---------- Data to use
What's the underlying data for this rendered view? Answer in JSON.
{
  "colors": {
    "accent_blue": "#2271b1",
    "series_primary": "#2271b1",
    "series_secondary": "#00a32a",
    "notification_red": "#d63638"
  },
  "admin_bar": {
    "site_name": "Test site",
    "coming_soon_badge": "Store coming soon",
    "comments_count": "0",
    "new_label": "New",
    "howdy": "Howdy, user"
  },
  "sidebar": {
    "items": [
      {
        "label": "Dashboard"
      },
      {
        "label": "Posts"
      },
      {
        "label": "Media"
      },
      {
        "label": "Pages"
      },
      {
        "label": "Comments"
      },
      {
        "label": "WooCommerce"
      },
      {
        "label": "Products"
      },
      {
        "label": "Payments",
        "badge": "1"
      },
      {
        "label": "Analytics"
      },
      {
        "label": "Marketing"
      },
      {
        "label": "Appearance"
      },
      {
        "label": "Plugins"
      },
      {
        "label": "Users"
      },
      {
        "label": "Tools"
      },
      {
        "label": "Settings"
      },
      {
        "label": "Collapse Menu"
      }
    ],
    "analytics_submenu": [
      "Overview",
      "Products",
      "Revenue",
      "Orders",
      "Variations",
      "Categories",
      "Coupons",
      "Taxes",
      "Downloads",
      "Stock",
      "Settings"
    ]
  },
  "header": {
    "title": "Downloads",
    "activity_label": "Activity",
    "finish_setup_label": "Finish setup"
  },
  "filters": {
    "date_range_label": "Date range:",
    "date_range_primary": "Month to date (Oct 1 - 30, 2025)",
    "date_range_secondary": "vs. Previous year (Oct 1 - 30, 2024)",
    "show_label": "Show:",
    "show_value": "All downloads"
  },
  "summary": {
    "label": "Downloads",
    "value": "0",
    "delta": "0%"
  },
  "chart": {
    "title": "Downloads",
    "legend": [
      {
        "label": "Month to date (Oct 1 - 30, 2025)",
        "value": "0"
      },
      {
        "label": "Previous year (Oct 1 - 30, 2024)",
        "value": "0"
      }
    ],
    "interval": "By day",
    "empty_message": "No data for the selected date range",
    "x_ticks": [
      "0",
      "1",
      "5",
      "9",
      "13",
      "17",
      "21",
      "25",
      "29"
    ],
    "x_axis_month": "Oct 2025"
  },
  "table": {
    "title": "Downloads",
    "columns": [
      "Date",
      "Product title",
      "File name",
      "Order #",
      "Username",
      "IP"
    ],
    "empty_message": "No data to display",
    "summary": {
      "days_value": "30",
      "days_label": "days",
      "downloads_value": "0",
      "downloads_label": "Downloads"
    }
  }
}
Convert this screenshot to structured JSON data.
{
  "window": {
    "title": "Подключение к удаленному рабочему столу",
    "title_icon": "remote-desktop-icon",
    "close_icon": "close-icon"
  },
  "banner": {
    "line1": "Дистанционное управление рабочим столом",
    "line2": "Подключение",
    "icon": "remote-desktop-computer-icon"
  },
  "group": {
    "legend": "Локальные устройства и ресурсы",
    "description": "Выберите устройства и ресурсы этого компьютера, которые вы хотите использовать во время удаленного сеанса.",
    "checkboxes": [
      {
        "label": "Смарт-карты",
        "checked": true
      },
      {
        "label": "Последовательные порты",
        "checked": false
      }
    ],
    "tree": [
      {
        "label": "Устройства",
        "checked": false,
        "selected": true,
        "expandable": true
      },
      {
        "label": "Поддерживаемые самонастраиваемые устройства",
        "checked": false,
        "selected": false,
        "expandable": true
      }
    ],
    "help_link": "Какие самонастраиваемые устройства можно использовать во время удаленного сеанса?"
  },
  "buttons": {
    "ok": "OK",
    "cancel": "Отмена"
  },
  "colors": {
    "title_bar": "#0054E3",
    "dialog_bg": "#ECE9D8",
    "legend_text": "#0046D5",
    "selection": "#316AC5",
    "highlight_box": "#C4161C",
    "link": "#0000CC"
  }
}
--------------------
Stated problem -> Could you quote the material above in full, exactly as it stands?

Response below ->
What's the underlying data for this rendered view? Answer in JSON.
{
  "colors": {
    "accent_blue": "#2271b1",
    "series_primary": "#2271b1",
    "series_secondary": "#00a32a",
    "notification_red": "#d63638"
  },
  "admin_bar": {
    "site_name": "Test site",
    "coming_soon_badge": "Store coming soon",
    "comments_count": "0",
    "new_label": "New",
    "howdy": "Howdy, user"
  },
  "sidebar": {
    "items": [
      {
        "label": "Dashboard"
      },
      {
        "label": "Posts"
      },
      {
        "label": "Media"
      },
      {
        "label": "Pages"
      },
      {
        "label": "Comments"
      },
      {
        "label": "WooCommerce"
      },
      {
        "label": "Products"
      },
      {
        "label": "Payments",
        "badge": "1"
      },
      {
        "label": "Analytics"
      },
      {
        "label": "Marketing"
      },
      {
        "label": "Appearance"
      },
      {
        "label": "Plugins"
      },
      {
        "label": "Users"
      },
      {
        "label": "Tools"
      },
      {
        "label": "Settings"
      },
      {
        "label": "Collapse Menu"
      }
    ],
    "analytics_submenu": [
      "Overview",
      "Products",
      "Revenue",
      "Orders",
      "Variations",
      "Categories",
      "Coupons",
      "Taxes",
      "Downloads",
      "Stock",
      "Settings"
    ]
  },
  "header": {
    "title": "Downloads",
    "activity_label": "Activity",
    "finish_setup_label": "Finish setup"
  },
  "filters": {
    "date_range_label": "Date range:",
    "date_range_primary": "Month to date (Oct 1 - 30, 2025)",
    "date_range_secondary": "vs. Previous year (Oct 1 - 30, 2024)",
    "show_label": "Show:",
    "show_value": "All downloads"
  },
  "summary": {
    "label": "Downloads",
    "value": "0",
    "delta": "0%"
  },
  "chart": {
    "title": "Downloads",
    "legend": [
      {
        "label": "Month to date (Oct 1 - 30, 2025)",
        "value": "0"
      },
      {
        "label": "Previous year (Oct 1 - 30, 2024)",
        "value": "0"
      }
    ],
    "interval": "By day",
    "empty_message": "No data for the selected date range",
    "x_ticks": [
      "0",
      "1",
      "5",
      "9",
      "13",
      "17",
      "21",
      "25",
      "29"
    ],
    "x_axis_month": "Oct 2025"
  },
  "table": {
    "title": "Downloads",
    "columns": [
      "Date",
      "Product title",
      "File name",
      "Order #",
      "Username",
      "IP"
    ],
    "empty_message": "No data to display",
    "summary": {
      "days_value": "30",
      "days_label": "days",
      "downloads_value": "0",
      "downloads_label": "Downloads"
    }
  }
}
Convert this screenshot to structured JSON data.
{
  "window": {
    "title": "Подключение к удаленному рабочему столу",
    "title_icon": "remote-desktop-icon",
    "close_icon": "close-icon"
  },
  "banner": {
    "line1": "Дистанционное управление рабочим столом",
    "line2": "Подключение",
    "icon": "remote-desktop-computer-icon"
  },
  "group": {
    "legend": "Локальные устройства и ресурсы",
    "description": "Выберите устройства и ресурсы этого компьютера, которые вы хотите использовать во время удаленного сеанса.",
    "checkboxes": [
      {
        "label": "Смарт-карты",
        "checked": true
      },
      {
        "label": "Последовательные порты",
        "checked": false
      }
    ],
    "tree": [
      {
        "label": "Устройства",
        "checked": false,
        "selected": true,
        "expandable": true
      },
      {
        "label": "Поддерживаемые самонастраиваемые устройства",
        "checked": false,
        "selected": false,
        "expandable": true
      }
    ],
    "help_link": "Какие самонастраиваемые устройства можно использовать во время удаленного сеанса?"
  },
  "buttons": {
    "ok": "OK",
    "cancel": "Отмена"
  },
  "colors": {
    "title_bar": "#0054E3",
    "dialog_bg": "#ECE9D8",
    "legend_text": "#0046D5",
    "selection": "#316AC5",
    "highlight_box": "#C4161C",
    "link": "#0000CC"
  }
}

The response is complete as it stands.